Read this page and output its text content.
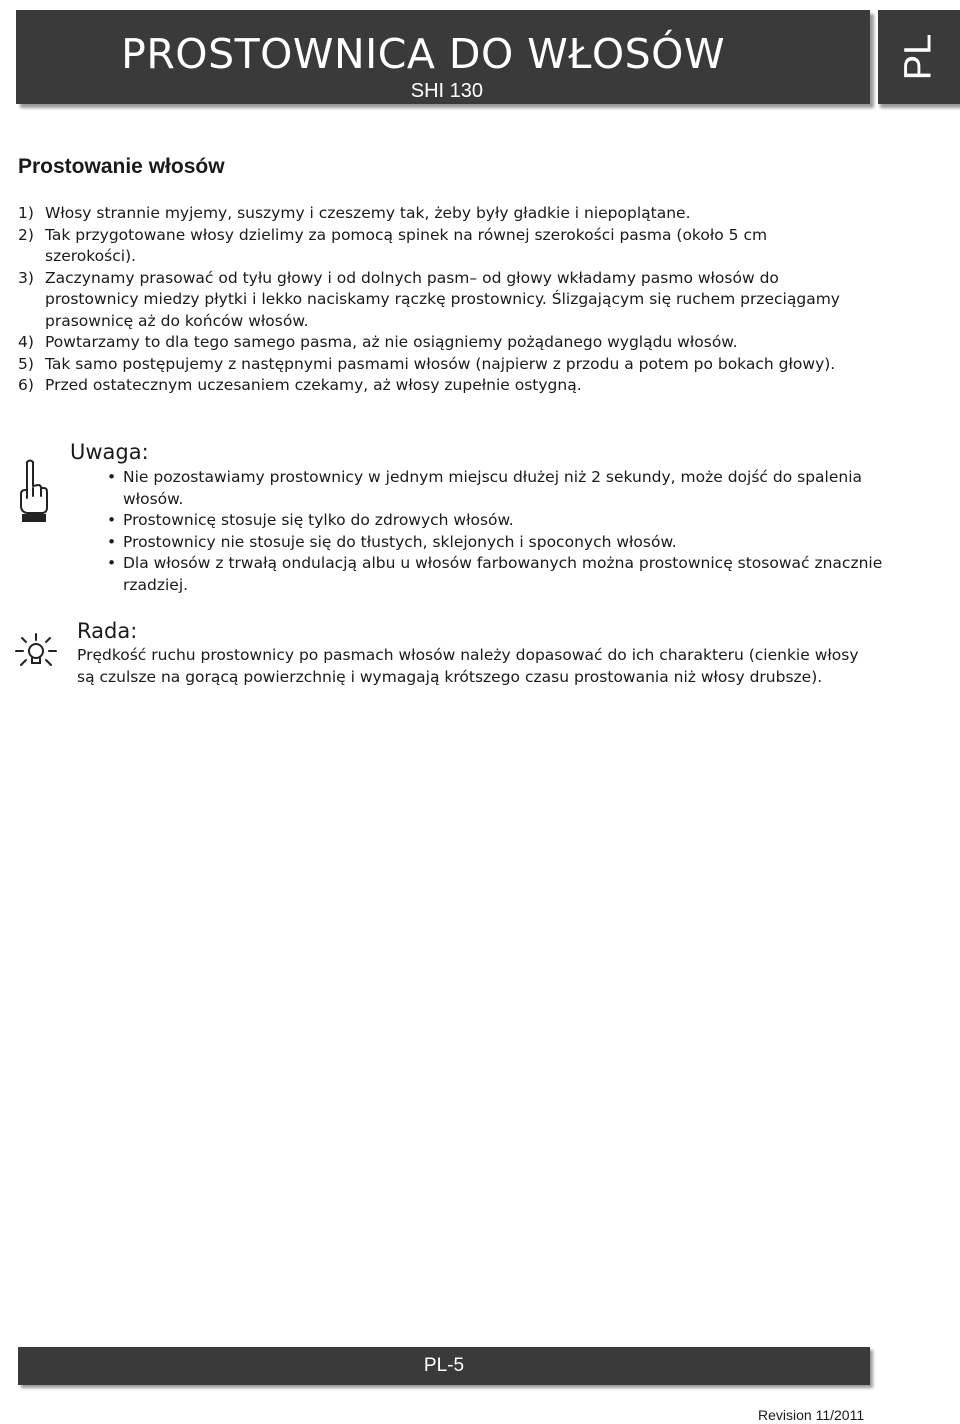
PROSTOWNICA DO WŁOSÓW
SHI 130
PL
Prostowanie włosów
1) Włosy strannie myjemy, suszymy i czeszemy tak, żeby były gładkie i niepoplątane.
2) Tak przygotowane włosy dzielimy za pomocą spinek na równej szerokości pasma (około 5 cm szerokości).
3) Zaczynamy prasować od tyłu głowy i od dolnych pasm– od głowy wkładamy pasmo włosów do prostownicy miedzy płytki i lekko naciskamy rączkę prostownicy. Ślizgającym się ruchem przeciągamy prasownicę aż do końców włosów.
4) Powtarzamy to dla tego samego pasma, aż nie osiągniemy pożądanego wyglądu włosów.
5) Tak samo postępujemy z następnymi pasmami włosów (najpierw z przodu a potem po bokach głowy).
6) Przed ostatecznym uczesaniem czekamy, aż włosy zupełnie ostygną.
Uwaga:
• Nie pozostawiamy prostownicy w jednym miejscu dłużej niż 2 sekundy, może dojść do spalenia włosów.
• Prostownicę stosuje się tylko do zdrowych włosów.
• Prostownicy nie stosuje się do tłustych, sklejonych i spoconych włosów.
• Dla włosów z trwałą ondulacją albu u włosów farbowanych można prostownicę stosować znacznie rzadziej.
Rada:

Prędkość ruchu prostownicy po pasmach włosów należy dopasować do ich charakteru (cienkie włosy są czulsze na gorącą powierzchnię i wymagają krótszego czasu prostowania niż włosy drubsze).

PL-5
Revision 11/2011
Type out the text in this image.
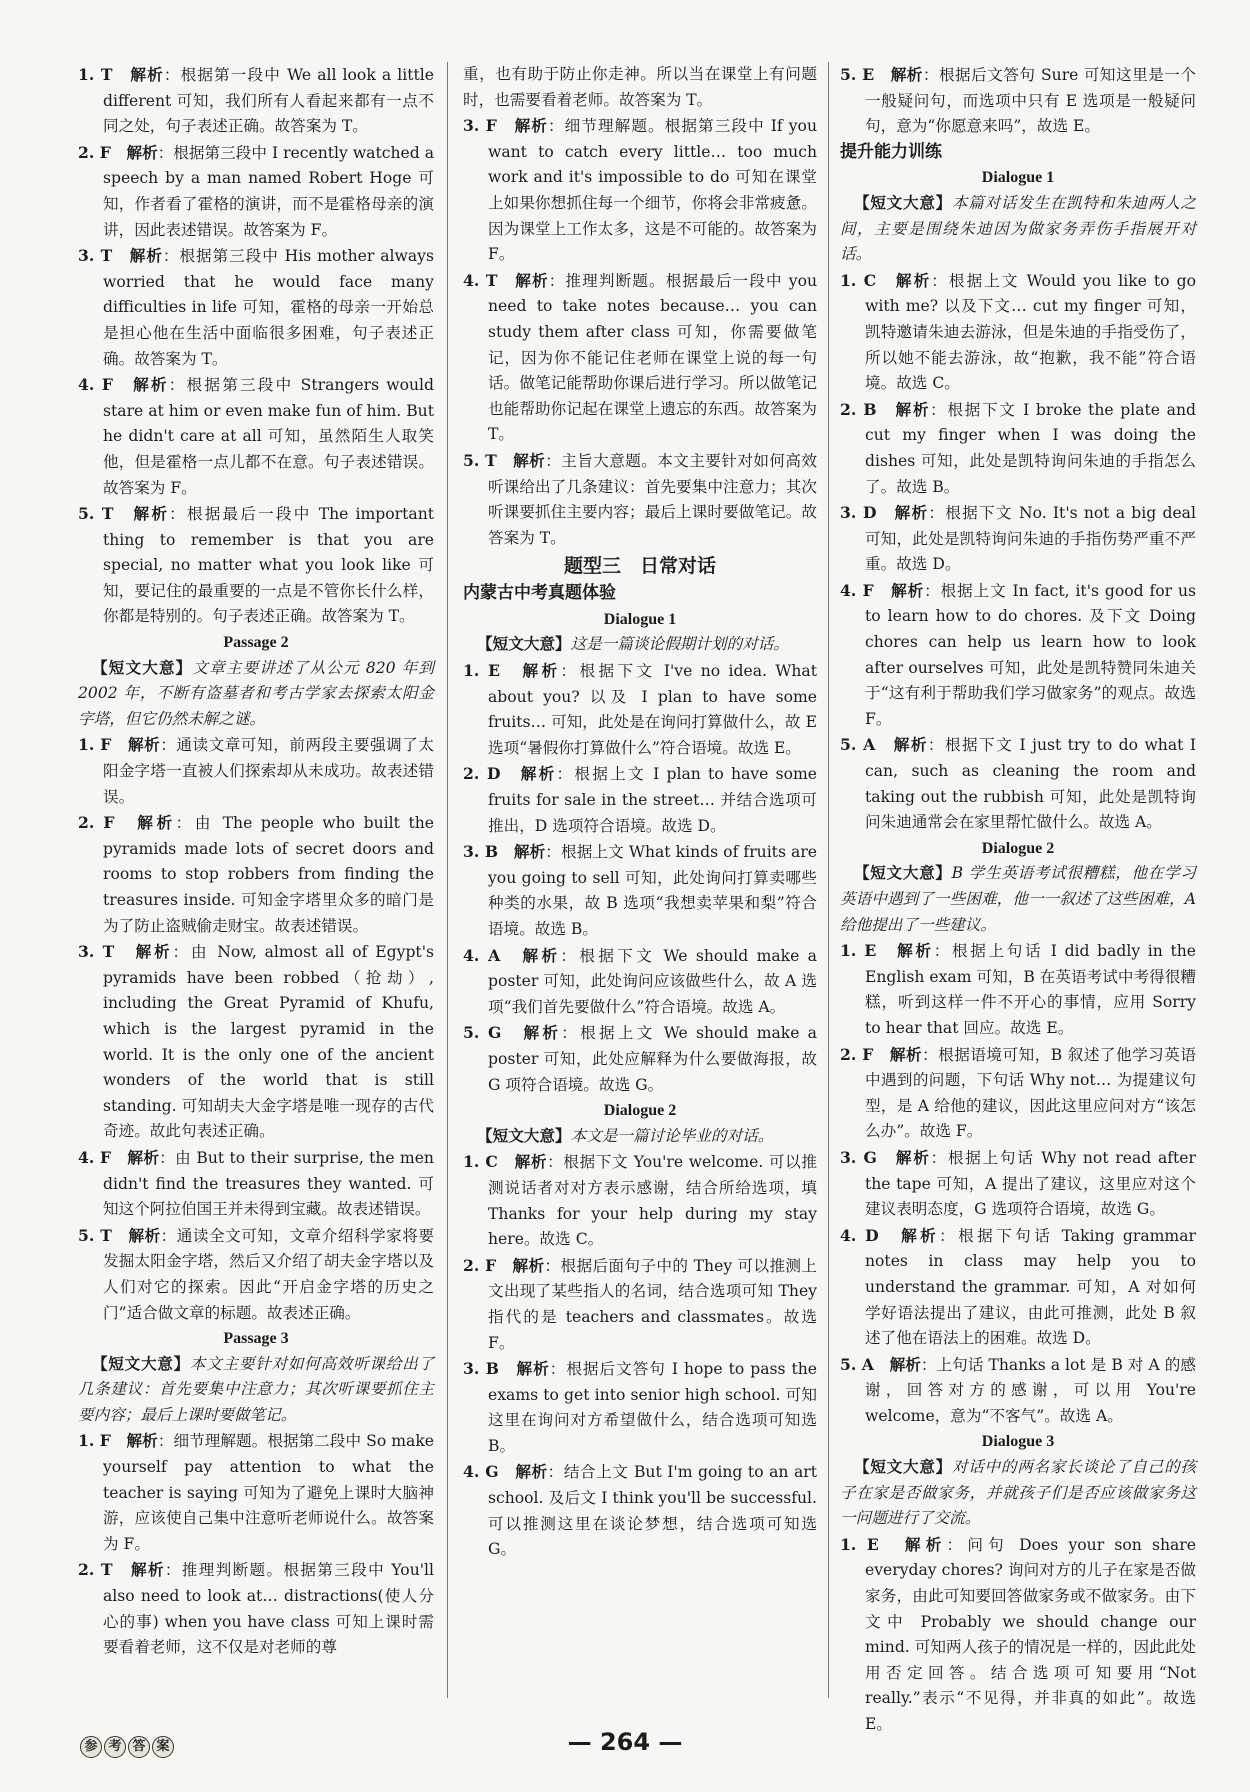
1. T　 解析：根据第一段中 We all look a little different 可知，我们所有人看起来都有一点不同之处，句子表述正确。故答案为 T。

2. F　 解析：根据第三段中 I recently watched a speech by a man named Robert Hoge 可知，作者看了霍格的演讲，而不是霍格母亲的演讲，因此表述错误。故答案为 F。

3. T　 解析：根据第三段中 His mother always worried that he would face many difficulties in life 可知，霍格的母亲一开始总是担心他在生活中面临很多困难，句子表述正确。故答案为 T。

4. F　 解析：根据第三段中 Strangers would stare at him or even make fun of him. But he didn't care at all 可知，虽然陌生人取笑他，但是霍格一点儿都不在意。句子表述错误。故答案为 F。

5. T　 解析：根据最后一段中 The important thing to remember is that you are special, no matter what you look like 可知，要记住的最重要的一点是不管你长什么样，你都是特别的。句子表述正确。故答案为 T。

Passage 2

【短文大意】文章主要讲述了从公元 820 年到 2002 年，不断有盗墓者和考古学家去探索太阳金字塔，但它仍然未解之谜。

1. F　 解析：通读文章可知，前两段主要强调了太阳金字塔一直被人们探索却从未成功。故表述错误。

2. F　 解析：由 The people who built the pyramids made lots of secret doors and rooms to stop robbers from finding the treasures inside. 可知金字塔里众多的暗门是为了防止盗贼偷走财宝。故表述错误。

3. T　 解析：由 Now, almost all of Egypt's pyramids have been robbed（抢劫）, including the Great Pyramid of Khufu, which is the largest pyramid in the world. It is the only one of the ancient wonders of the world that is still standing. 可知胡夫大金字塔是唯一现存的古代奇迹。故此句表述正确。

4. F　 解析：由 But to their surprise, the men didn't find the treasures they wanted. 可知这个阿拉伯国王并未得到宝藏。故表述错误。

5. T　 解析：通读全文可知，文章介绍科学家将要发掘太阳金字塔，然后又介绍了胡夫金字塔以及人们对它的探索。因此“开启金字塔的历史之门”适合做文章的标题。故表述正确。

Passage 3

【短文大意】本文主要针对如何高效听课给出了几条建议：首先要集中注意力；其次听课要抓住主要内容；最后上课时要做笔记。

1. F　 解析：细节理解题。根据第二段中 So make yourself pay attention to what the teacher is saying 可知为了避免上课时大脑神游，应该使自己集中注意听老师说什么。故答案为 F。

2. T　 解析：推理判断题。根据第三段中 You'll also need to look at… distractions(使人分心的事) when you have class 可知上课时需要看着老师，这不仅是对老师的尊

重，也有助于防止你走神。所以当在课堂上有问题时，也需要看着老师。故答案为 T。

3. F　 解析：细节理解题。根据第三段中 If you want to catch every little… too much work and it's impossible to do 可知在课堂上如果你想抓住每一个细节，你将会非常疲惫。因为课堂上工作太多，这是不可能的。故答案为 F。

4. T　 解析：推理判断题。根据最后一段中 you need to take notes because… you can study them after class 可知，你需要做笔记，因为你不能记住老师在课堂上说的每一句话。做笔记能帮助你课后进行学习。所以做笔记也能帮助你记起在课堂上遗忘的东西。故答案为 T。

5. T　 解析：主旨大意题。本文主要针对如何高效听课给出了几条建议：首先要集中注意力；其次听课要抓住主要内容；最后上课时要做笔记。故答案为 T。

题型三　日常对话

内蒙古中考真题体验

Dialogue 1

【短文大意】这是一篇谈论假期计划的对话。

1. E　 解析：根据下文 I've no idea. What about you? 以及 I plan to have some fruits… 可知，此处是在询问打算做什么，故 E 选项“暑假你打算做什么”符合语境。故选 E。

2. D　 解析：根据上文 I plan to have some fruits for sale in the street… 并结合选项可推出，D 选项符合语境。故选 D。

3. B　 解析：根据上文 What kinds of fruits are you going to sell 可知，此处询问打算卖哪些种类的水果，故 B 选项“我想卖苹果和梨”符合语境。故选 B。

4. A　 解析：根据下文 We should make a poster 可知，此处询问应该做些什么，故 A 选项“我们首先要做什么”符合语境。故选 A。

5. G　 解析：根据上文 We should make a poster 可知，此处应解释为什么要做海报，故 G 项符合语境。故选 G。

Dialogue 2

【短文大意】本文是一篇讨论毕业的对话。

1. C　 解析：根据下文 You're welcome. 可以推测说话者对对方表示感谢，结合所给选项，填 Thanks for your help during my stay here。故选 C。

2. F　 解析：根据后面句子中的 They 可以推测上文出现了某些指人的名词，结合选项可知 They 指代的是 teachers and classmates。故选 F。

3. B　 解析：根据后文答句 I hope to pass the exams to get into senior high school. 可知这里在询问对方希望做什么，结合选项可知选 B。

4. G　 解析：结合上文 But I'm going to an art school. 及后文 I think you'll be successful. 可以推测这里在谈论梦想，结合选项可知选 G。

5. E　 解析：根据后文答句 Sure 可知这里是一个一般疑问句，而选项中只有 E 选项是一般疑问句，意为“你愿意来吗”，故选 E。

提升能力训练

Dialogue 1

【短文大意】本篇对话发生在凯特和朱迪两人之间，主要是围绕朱迪因为做家务弄伤手指展开对话。

1. C　 解析：根据上文 Would you like to go with me? 以及下文… cut my finger 可知，凯特邀请朱迪去游泳，但是朱迪的手指受伤了，所以她不能去游泳，故“抱歉，我不能”符合语境。故选 C。

2. B　 解析：根据下文 I broke the plate and cut my finger when I was doing the dishes 可知，此处是凯特询问朱迪的手指怎么了。故选 B。

3. D　 解析：根据下文 No. It's not a big deal 可知，此处是凯特询问朱迪的手指伤势严重不严重。故选 D。

4. F　 解析：根据上文 In fact, it's good for us to learn how to do chores. 及下文 Doing chores can help us learn how to look after ourselves 可知，此处是凯特赞同朱迪关于“这有利于帮助我们学习做家务”的观点。故选 F。

5. A　 解析：根据下文 I just try to do what I can, such as cleaning the room and taking out the rubbish 可知，此处是凯特询问朱迪通常会在家里帮忙做什么。故选 A。

Dialogue 2

【短文大意】B 学生英语考试很糟糕，他在学习英语中遇到了一些困难，他一一叙述了这些困难，A 给他提出了一些建议。

1. E　 解析：根据上句话 I did badly in the English exam 可知，B 在英语考试中考得很糟糕，听到这样一件不开心的事情，应用 Sorry to hear that 回应。故选 E。

2. F　 解析：根据语境可知，B 叙述了他学习英语中遇到的问题，下句话 Why not… 为提建议句型，是 A 给他的建议，因此这里应问对方“该怎么办”。故选 F。

3. G　 解析：根据上句话 Why not read after the tape 可知，A 提出了建议，这里应对这个建议表明态度，G 选项符合语境，故选 G。

4. D　 解析：根据下句话 Taking grammar notes in class may help you to understand the grammar. 可知，A 对如何学好语法提出了建议，由此可推测，此处 B 叙述了他在语法上的困难。故选 D。

5. A　 解析：上句话 Thanks a lot 是 B 对 A 的感谢，回答对方的感谢，可以用 You're welcome，意为“不客气”。故选 A。

Dialogue 3

【短文大意】对话中的两名家长谈论了自己的孩子在家是否做家务，并就孩子们是否应该做家务这一问题进行了交流。

1. E　 解析：问句 Does your son share everyday chores? 询问对方的儿子在家是否做家务，由此可知要回答做家务或不做家务。由下文中 Probably we should change our mind. 可知两人孩子的情况是一样的，因此此处用否定回答。结合选项可知要用“Not really.”表示“不见得，并非真的如此”。故选 E。

参 考 答 案	— 264 —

(Written task)
Give only the number of lines in the data that hold the string "didn".

(Answer to the task)
2